→ What to produce: It is required that all of the data be written out exactly.

[Dataset listings of figures]
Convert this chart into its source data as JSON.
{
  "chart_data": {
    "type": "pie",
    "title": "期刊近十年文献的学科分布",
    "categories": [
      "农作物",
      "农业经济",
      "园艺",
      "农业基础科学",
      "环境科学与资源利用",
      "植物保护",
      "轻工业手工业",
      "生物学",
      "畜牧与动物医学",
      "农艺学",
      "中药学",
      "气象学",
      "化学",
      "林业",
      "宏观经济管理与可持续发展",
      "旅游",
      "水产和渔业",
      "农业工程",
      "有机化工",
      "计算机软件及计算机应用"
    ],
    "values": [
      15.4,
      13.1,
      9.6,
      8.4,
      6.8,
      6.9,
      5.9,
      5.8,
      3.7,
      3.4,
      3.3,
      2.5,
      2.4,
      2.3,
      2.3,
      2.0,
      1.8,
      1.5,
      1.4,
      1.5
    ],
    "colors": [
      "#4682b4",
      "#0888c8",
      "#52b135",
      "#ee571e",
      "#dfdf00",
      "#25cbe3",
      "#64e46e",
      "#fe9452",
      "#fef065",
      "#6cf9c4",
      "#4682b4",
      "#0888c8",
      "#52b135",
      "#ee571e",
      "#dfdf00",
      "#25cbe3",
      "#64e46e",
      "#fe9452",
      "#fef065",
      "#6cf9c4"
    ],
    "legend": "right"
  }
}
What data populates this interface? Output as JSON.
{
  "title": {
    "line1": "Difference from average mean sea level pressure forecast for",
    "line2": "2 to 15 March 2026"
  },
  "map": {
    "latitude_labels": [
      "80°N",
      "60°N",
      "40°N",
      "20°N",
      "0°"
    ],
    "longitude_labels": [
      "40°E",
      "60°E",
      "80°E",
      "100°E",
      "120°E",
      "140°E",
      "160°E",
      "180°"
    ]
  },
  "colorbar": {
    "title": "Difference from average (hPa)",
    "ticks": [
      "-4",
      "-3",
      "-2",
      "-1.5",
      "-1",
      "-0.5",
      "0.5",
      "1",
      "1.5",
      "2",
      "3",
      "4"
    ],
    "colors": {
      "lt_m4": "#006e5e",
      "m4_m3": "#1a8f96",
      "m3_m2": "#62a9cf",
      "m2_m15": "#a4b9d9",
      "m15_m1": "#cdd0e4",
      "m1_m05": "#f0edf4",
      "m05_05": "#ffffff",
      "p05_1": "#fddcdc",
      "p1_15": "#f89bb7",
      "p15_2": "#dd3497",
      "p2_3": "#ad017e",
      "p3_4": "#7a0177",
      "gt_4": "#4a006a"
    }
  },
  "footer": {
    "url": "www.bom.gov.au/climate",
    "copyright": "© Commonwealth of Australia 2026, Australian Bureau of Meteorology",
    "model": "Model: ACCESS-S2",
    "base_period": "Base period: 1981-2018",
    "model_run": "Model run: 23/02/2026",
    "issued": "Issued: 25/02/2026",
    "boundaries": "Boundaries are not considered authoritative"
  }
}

→ Solution to this exercise:
Convert this chart into its source data as JSON.
{
  "chart_data": {
    "type": "pie",
    "title": "期刊近十年文献的学科分布",
    "categories": [
      "农作物",
      "农业经济",
      "园艺",
      "农业基础科学",
      "环境科学与资源利用",
      "植物保护",
      "轻工业手工业",
      "生物学",
      "畜牧与动物医学",
      "农艺学",
      "中药学",
      "气象学",
      "化学",
      "林业",
      "宏观经济管理与可持续发展",
      "旅游",
      "水产和渔业",
      "农业工程",
      "有机化工",
      "计算机软件及计算机应用"
    ],
    "values": [
      15.4,
      13.1,
      9.6,
      8.4,
      6.8,
      6.9,
      5.9,
      5.8,
      3.7,
      3.4,
      3.3,
      2.5,
      2.4,
      2.3,
      2.3,
      2.0,
      1.8,
      1.5,
      1.4,
      1.5
    ],
    "colors": [
      "#4682b4",
      "#0888c8",
      "#52b135",
      "#ee571e",
      "#dfdf00",
      "#25cbe3",
      "#64e46e",
      "#fe9452",
      "#fef065",
      "#6cf9c4",
      "#4682b4",
      "#0888c8",
      "#52b135",
      "#ee571e",
      "#dfdf00",
      "#25cbe3",
      "#64e46e",
      "#fe9452",
      "#fef065",
      "#6cf9c4"
    ],
    "legend": "right"
  }
}
What data populates this interface? Output as JSON.
{
  "title": {
    "line1": "Difference from average mean sea level pressure forecast for",
    "line2": "2 to 15 March 2026"
  },
  "map": {
    "latitude_labels": [
      "80°N",
      "60°N",
      "40°N",
      "20°N",
      "0°"
    ],
    "longitude_labels": [
      "40°E",
      "60°E",
      "80°E",
      "100°E",
      "120°E",
      "140°E",
      "160°E",
      "180°"
    ]
  },
  "colorbar": {
    "title": "Difference from average (hPa)",
    "ticks": [
      "-4",
      "-3",
      "-2",
      "-1.5",
      "-1",
      "-0.5",
      "0.5",
      "1",
      "1.5",
      "2",
      "3",
      "4"
    ],
    "colors": {
      "lt_m4": "#006e5e",
      "m4_m3": "#1a8f96",
      "m3_m2": "#62a9cf",
      "m2_m15": "#a4b9d9",
      "m15_m1": "#cdd0e4",
      "m1_m05": "#f0edf4",
      "m05_05": "#ffffff",
      "p05_1": "#fddcdc",
      "p1_15": "#f89bb7",
      "p15_2": "#dd3497",
      "p2_3": "#ad017e",
      "p3_4": "#7a0177",
      "gt_4": "#4a006a"
    }
  },
  "footer": {
    "url": "www.bom.gov.au/climate",
    "copyright": "© Commonwealth of Australia 2026, Australian Bureau of Meteorology",
    "model": "Model: ACCESS-S2",
    "base_period": "Base period: 1981-2018",
    "model_run": "Model run: 23/02/2026",
    "issued": "Issued: 25/02/2026",
    "boundaries": "Boundaries are not considered authoritative"
  }
}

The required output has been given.